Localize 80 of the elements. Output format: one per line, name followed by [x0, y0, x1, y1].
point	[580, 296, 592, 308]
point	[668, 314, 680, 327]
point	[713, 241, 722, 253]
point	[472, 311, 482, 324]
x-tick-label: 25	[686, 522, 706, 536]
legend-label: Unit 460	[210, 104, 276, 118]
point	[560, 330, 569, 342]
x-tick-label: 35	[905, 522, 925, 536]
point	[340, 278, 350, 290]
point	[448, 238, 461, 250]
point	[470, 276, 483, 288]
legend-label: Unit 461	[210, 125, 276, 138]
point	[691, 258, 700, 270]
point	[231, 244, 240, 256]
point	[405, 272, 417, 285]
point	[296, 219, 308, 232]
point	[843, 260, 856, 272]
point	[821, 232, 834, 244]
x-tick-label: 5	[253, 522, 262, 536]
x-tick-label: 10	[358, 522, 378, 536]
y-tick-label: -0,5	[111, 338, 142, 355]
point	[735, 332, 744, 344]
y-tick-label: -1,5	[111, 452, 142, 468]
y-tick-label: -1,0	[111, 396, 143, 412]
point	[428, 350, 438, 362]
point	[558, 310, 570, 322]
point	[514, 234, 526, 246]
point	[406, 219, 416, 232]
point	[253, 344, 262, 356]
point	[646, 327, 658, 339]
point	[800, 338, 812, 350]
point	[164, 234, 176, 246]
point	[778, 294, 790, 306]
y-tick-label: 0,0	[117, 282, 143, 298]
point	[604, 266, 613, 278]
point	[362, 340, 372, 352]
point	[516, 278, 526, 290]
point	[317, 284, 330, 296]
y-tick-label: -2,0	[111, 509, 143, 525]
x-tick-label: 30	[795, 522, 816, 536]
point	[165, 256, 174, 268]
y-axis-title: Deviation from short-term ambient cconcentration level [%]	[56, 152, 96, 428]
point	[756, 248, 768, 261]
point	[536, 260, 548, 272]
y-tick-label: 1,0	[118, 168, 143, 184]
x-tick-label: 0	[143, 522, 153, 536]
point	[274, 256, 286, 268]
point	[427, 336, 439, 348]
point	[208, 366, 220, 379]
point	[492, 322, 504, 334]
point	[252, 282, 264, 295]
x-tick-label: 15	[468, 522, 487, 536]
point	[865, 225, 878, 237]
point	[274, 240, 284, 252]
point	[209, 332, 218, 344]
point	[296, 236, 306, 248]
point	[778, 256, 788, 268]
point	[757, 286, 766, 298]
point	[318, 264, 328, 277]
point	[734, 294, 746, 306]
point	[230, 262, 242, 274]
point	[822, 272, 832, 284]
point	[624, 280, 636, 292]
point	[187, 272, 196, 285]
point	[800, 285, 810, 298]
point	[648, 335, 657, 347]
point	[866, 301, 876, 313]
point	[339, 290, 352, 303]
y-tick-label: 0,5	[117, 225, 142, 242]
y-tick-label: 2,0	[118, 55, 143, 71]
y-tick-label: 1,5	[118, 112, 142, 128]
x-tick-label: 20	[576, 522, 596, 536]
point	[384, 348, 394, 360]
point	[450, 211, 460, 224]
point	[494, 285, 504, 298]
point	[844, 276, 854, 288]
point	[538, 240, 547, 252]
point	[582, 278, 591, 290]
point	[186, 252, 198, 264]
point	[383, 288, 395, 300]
#####
REQUIREMENT:
Turn every line of the entries above into a Markdown table with the columns No. and Line. Number the rows and leave out any blank lines.

THE REPLY:
| No. | Line |
|---|---|
| 1 | Localize 80 of the elements. Output format: one per line, name followed by [x0, y0, x1, y1]. |
| 2 | point	[580, 296, 592, 308] |
| 3 | point	[668, 314, 680, 327] |
| 4 | point	[713, 241, 722, 253] |
| 5 | point	[472, 311, 482, 324] |
| 6 | x-tick-label: 25	[686, 522, 706, 536] |
| 7 | legend-label: Unit 460	[210, 104, 276, 118] |
| 8 | point	[560, 330, 569, 342] |
| 9 | x-tick-label: 35	[905, 522, 925, 536] |
| 10 | point	[340, 278, 350, 290] |
| 11 | point	[448, 238, 461, 250] |
| 12 | point	[470, 276, 483, 288] |
| 13 | legend-label: Unit 461	[210, 125, 276, 138] |
| 14 | point	[691, 258, 700, 270] |
| 15 | point	[231, 244, 240, 256] |
| 16 | point	[405, 272, 417, 285] |
| 17 | point	[296, 219, 308, 232] |
| 18 | point	[843, 260, 856, 272] |
| 19 | point	[821, 232, 834, 244] |
| 20 | x-tick-label: 5	[253, 522, 262, 536] |
| 21 | x-tick-label: 10	[358, 522, 378, 536] |
| 22 | y-tick-label: -0,5	[111, 338, 142, 355] |
| 23 | point	[735, 332, 744, 344] |
| 24 | y-tick-label: -1,5	[111, 452, 142, 468] |
| 25 | y-tick-label: -1,0	[111, 396, 143, 412] |
| 26 | point	[428, 350, 438, 362] |
| 27 | point	[558, 310, 570, 322] |
| 28 | point	[514, 234, 526, 246] |
| 29 | point	[406, 219, 416, 232] |
| 30 | point	[253, 344, 262, 356] |
| 31 | point	[646, 327, 658, 339] |
| 32 | point	[800, 338, 812, 350] |
| 33 | point	[164, 234, 176, 246] |
| 34 | point	[778, 294, 790, 306] |
| 35 | y-tick-label: 0,0	[117, 282, 143, 298] |
| 36 | point	[604, 266, 613, 278] |
| 37 | point	[362, 340, 372, 352] |
| 38 | point	[516, 278, 526, 290] |
| 39 | point	[317, 284, 330, 296] |
| 40 | y-tick-label: -2,0	[111, 509, 143, 525] |
| 41 | x-tick-label: 30	[795, 522, 816, 536] |
| 42 | point	[165, 256, 174, 268] |
| 43 | y-axis-title: Deviation from short-term ambient cconcentration level [%]	[56, 152, 96, 428] |
| 44 | point	[756, 248, 768, 261] |
| 45 | point	[536, 260, 548, 272] |
| 46 | y-tick-label: 1,0	[118, 168, 143, 184] |
| 47 | x-tick-label: 0	[143, 522, 153, 536] |
| 48 | point	[274, 256, 286, 268] |
| 49 | point	[427, 336, 439, 348] |
| 50 | point	[208, 366, 220, 379] |
| 51 | point	[492, 322, 504, 334] |
| 52 | point	[252, 282, 264, 295] |
| 53 | x-tick-label: 15	[468, 522, 487, 536] |
| 54 | point	[865, 225, 878, 237] |
| 55 | point	[274, 240, 284, 252] |
| 56 | point	[209, 332, 218, 344] |
| 57 | point	[296, 236, 306, 248] |
| 58 | point	[778, 256, 788, 268] |
| 59 | point	[757, 286, 766, 298] |
| 60 | point	[318, 264, 328, 277] |
| 61 | point	[734, 294, 746, 306] |
| 62 | point	[230, 262, 242, 274] |
| 63 | point	[822, 272, 832, 284] |
| 64 | point	[624, 280, 636, 292] |
| 65 | point	[187, 272, 196, 285] |
| 66 | point	[800, 285, 810, 298] |
| 67 | point	[648, 335, 657, 347] |
| 68 | point	[866, 301, 876, 313] |
| 69 | point	[339, 290, 352, 303] |
| 70 | y-tick-label: 0,5	[117, 225, 142, 242] |
| 71 | y-tick-label: 2,0	[118, 55, 143, 71] |
| 72 | y-tick-label: 1,5	[118, 112, 142, 128] |
| 73 | x-tick-label: 20	[576, 522, 596, 536] |
| 74 | point	[384, 348, 394, 360] |
| 75 | point	[450, 211, 460, 224] |
| 76 | point	[494, 285, 504, 298] |
| 77 | point	[844, 276, 854, 288] |
| 78 | point	[538, 240, 547, 252] |
| 79 | point	[582, 278, 591, 290] |
| 80 | point	[186, 252, 198, 264] |
| 81 | point	[383, 288, 395, 300] |